Directions for this task:
Output every record word for word.

####################

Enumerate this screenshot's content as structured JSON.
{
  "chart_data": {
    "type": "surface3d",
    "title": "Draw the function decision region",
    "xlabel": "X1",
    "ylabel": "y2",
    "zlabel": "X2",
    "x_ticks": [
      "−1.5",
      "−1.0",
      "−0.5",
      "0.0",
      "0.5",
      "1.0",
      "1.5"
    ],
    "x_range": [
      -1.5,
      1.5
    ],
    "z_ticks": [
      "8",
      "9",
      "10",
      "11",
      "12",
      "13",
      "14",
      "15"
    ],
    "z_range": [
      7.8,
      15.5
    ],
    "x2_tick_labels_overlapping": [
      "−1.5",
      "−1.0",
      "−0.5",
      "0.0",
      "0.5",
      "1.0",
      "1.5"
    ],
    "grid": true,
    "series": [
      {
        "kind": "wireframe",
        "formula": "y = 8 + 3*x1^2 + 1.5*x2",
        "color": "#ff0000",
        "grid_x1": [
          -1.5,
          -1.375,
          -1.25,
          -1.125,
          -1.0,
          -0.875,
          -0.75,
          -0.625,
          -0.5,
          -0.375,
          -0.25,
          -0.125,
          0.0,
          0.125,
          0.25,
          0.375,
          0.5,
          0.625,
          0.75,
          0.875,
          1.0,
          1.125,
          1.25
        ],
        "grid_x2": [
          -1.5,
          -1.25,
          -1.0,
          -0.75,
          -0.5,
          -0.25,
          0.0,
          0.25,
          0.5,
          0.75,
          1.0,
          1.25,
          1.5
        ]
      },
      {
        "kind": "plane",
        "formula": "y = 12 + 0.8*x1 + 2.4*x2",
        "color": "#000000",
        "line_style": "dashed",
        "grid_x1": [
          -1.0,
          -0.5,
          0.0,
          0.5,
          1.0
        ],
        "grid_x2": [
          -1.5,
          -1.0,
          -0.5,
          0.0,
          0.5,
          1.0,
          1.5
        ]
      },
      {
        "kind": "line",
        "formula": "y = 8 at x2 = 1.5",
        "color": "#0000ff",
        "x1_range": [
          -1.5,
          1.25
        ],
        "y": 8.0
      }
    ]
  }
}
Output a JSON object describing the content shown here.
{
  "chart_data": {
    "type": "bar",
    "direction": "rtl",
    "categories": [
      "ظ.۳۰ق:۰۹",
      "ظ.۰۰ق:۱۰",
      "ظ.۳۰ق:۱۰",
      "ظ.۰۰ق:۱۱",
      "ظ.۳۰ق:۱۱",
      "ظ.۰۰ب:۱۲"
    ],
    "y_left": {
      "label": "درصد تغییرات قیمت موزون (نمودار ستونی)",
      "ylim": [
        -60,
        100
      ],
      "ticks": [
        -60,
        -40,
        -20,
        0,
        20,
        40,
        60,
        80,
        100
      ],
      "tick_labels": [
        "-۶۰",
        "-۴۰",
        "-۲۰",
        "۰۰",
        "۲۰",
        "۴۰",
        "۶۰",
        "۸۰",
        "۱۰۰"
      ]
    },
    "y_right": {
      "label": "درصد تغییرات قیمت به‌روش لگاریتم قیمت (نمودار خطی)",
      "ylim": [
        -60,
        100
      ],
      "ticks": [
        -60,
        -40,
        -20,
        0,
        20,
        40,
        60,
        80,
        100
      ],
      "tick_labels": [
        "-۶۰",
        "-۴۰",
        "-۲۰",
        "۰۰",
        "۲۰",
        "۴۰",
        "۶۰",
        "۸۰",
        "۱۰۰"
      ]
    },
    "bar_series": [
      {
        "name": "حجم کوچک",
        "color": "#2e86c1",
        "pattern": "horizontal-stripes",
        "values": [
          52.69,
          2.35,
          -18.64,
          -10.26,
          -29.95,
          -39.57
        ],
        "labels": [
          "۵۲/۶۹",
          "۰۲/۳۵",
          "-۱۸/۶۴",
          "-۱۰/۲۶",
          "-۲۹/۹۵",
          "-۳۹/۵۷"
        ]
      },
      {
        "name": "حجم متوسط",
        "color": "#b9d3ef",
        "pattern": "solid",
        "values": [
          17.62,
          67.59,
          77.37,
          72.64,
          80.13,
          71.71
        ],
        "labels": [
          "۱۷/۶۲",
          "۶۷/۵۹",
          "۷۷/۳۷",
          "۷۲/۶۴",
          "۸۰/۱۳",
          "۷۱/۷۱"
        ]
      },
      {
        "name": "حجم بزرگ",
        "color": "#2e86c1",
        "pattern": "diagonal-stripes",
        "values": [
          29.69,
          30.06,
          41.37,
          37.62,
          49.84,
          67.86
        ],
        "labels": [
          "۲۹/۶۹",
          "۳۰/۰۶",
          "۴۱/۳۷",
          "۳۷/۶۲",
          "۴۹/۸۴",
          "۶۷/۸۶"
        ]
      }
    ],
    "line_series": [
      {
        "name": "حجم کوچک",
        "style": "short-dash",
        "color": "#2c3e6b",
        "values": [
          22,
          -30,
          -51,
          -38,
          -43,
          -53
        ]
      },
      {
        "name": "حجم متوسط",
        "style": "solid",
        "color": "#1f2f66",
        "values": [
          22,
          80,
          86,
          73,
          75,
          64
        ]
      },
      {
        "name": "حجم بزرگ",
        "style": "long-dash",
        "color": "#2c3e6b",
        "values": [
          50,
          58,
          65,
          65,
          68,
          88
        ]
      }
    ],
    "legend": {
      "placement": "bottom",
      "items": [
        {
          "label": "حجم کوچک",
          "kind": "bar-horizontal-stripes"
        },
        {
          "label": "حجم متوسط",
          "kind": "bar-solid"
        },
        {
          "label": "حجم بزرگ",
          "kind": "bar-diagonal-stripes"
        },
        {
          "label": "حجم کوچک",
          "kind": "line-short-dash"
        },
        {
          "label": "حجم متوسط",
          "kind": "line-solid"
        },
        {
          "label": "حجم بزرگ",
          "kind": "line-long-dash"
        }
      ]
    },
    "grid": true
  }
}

####################

Complete answer:
Enumerate this screenshot's content as structured JSON.
{
  "chart_data": {
    "type": "surface3d",
    "title": "Draw the function decision region",
    "xlabel": "X1",
    "ylabel": "y2",
    "zlabel": "X2",
    "x_ticks": [
      "−1.5",
      "−1.0",
      "−0.5",
      "0.0",
      "0.5",
      "1.0",
      "1.5"
    ],
    "x_range": [
      -1.5,
      1.5
    ],
    "z_ticks": [
      "8",
      "9",
      "10",
      "11",
      "12",
      "13",
      "14",
      "15"
    ],
    "z_range": [
      7.8,
      15.5
    ],
    "x2_tick_labels_overlapping": [
      "−1.5",
      "−1.0",
      "−0.5",
      "0.0",
      "0.5",
      "1.0",
      "1.5"
    ],
    "grid": true,
    "series": [
      {
        "kind": "wireframe",
        "formula": "y = 8 + 3*x1^2 + 1.5*x2",
        "color": "#ff0000",
        "grid_x1": [
          -1.5,
          -1.375,
          -1.25,
          -1.125,
          -1.0,
          -0.875,
          -0.75,
          -0.625,
          -0.5,
          -0.375,
          -0.25,
          -0.125,
          0.0,
          0.125,
          0.25,
          0.375,
          0.5,
          0.625,
          0.75,
          0.875,
          1.0,
          1.125,
          1.25
        ],
        "grid_x2": [
          -1.5,
          -1.25,
          -1.0,
          -0.75,
          -0.5,
          -0.25,
          0.0,
          0.25,
          0.5,
          0.75,
          1.0,
          1.25,
          1.5
        ]
      },
      {
        "kind": "plane",
        "formula": "y = 12 + 0.8*x1 + 2.4*x2",
        "color": "#000000",
        "line_style": "dashed",
        "grid_x1": [
          -1.0,
          -0.5,
          0.0,
          0.5,
          1.0
        ],
        "grid_x2": [
          -1.5,
          -1.0,
          -0.5,
          0.0,
          0.5,
          1.0,
          1.5
        ]
      },
      {
        "kind": "line",
        "formula": "y = 8 at x2 = 1.5",
        "color": "#0000ff",
        "x1_range": [
          -1.5,
          1.25
        ],
        "y": 8.0
      }
    ]
  }
}
Output a JSON object describing the content shown here.
{
  "chart_data": {
    "type": "bar",
    "direction": "rtl",
    "categories": [
      "ظ.۳۰ق:۰۹",
      "ظ.۰۰ق:۱۰",
      "ظ.۳۰ق:۱۰",
      "ظ.۰۰ق:۱۱",
      "ظ.۳۰ق:۱۱",
      "ظ.۰۰ب:۱۲"
    ],
    "y_left": {
      "label": "درصد تغییرات قیمت موزون (نمودار ستونی)",
      "ylim": [
        -60,
        100
      ],
      "ticks": [
        -60,
        -40,
        -20,
        0,
        20,
        40,
        60,
        80,
        100
      ],
      "tick_labels": [
        "-۶۰",
        "-۴۰",
        "-۲۰",
        "۰۰",
        "۲۰",
        "۴۰",
        "۶۰",
        "۸۰",
        "۱۰۰"
      ]
    },
    "y_right": {
      "label": "درصد تغییرات قیمت به‌روش لگاریتم قیمت (نمودار خطی)",
      "ylim": [
        -60,
        100
      ],
      "ticks": [
        -60,
        -40,
        -20,
        0,
        20,
        40,
        60,
        80,
        100
      ],
      "tick_labels": [
        "-۶۰",
        "-۴۰",
        "-۲۰",
        "۰۰",
        "۲۰",
        "۴۰",
        "۶۰",
        "۸۰",
        "۱۰۰"
      ]
    },
    "bar_series": [
      {
        "name": "حجم کوچک",
        "color": "#2e86c1",
        "pattern": "horizontal-stripes",
        "values": [
          52.69,
          2.35,
          -18.64,
          -10.26,
          -29.95,
          -39.57
        ],
        "labels": [
          "۵۲/۶۹",
          "۰۲/۳۵",
          "-۱۸/۶۴",
          "-۱۰/۲۶",
          "-۲۹/۹۵",
          "-۳۹/۵۷"
        ]
      },
      {
        "name": "حجم متوسط",
        "color": "#b9d3ef",
        "pattern": "solid",
        "values": [
          17.62,
          67.59,
          77.37,
          72.64,
          80.13,
          71.71
        ],
        "labels": [
          "۱۷/۶۲",
          "۶۷/۵۹",
          "۷۷/۳۷",
          "۷۲/۶۴",
          "۸۰/۱۳",
          "۷۱/۷۱"
        ]
      },
      {
        "name": "حجم بزرگ",
        "color": "#2e86c1",
        "pattern": "diagonal-stripes",
        "values": [
          29.69,
          30.06,
          41.37,
          37.62,
          49.84,
          67.86
        ],
        "labels": [
          "۲۹/۶۹",
          "۳۰/۰۶",
          "۴۱/۳۷",
          "۳۷/۶۲",
          "۴۹/۸۴",
          "۶۷/۸۶"
        ]
      }
    ],
    "line_series": [
      {
        "name": "حجم کوچک",
        "style": "short-dash",
        "color": "#2c3e6b",
        "values": [
          22,
          -30,
          -51,
          -38,
          -43,
          -53
        ]
      },
      {
        "name": "حجم متوسط",
        "style": "solid",
        "color": "#1f2f66",
        "values": [
          22,
          80,
          86,
          73,
          75,
          64
        ]
      },
      {
        "name": "حجم بزرگ",
        "style": "long-dash",
        "color": "#2c3e6b",
        "values": [
          50,
          58,
          65,
          65,
          68,
          88
        ]
      }
    ],
    "legend": {
      "placement": "bottom",
      "items": [
        {
          "label": "حجم کوچک",
          "kind": "bar-horizontal-stripes"
        },
        {
          "label": "حجم متوسط",
          "kind": "bar-solid"
        },
        {
          "label": "حجم بزرگ",
          "kind": "bar-diagonal-stripes"
        },
        {
          "label": "حجم کوچک",
          "kind": "line-short-dash"
        },
        {
          "label": "حجم متوسط",
          "kind": "line-solid"
        },
        {
          "label": "حجم بزرگ",
          "kind": "line-long-dash"
        }
      ]
    },
    "grid": true
  }
}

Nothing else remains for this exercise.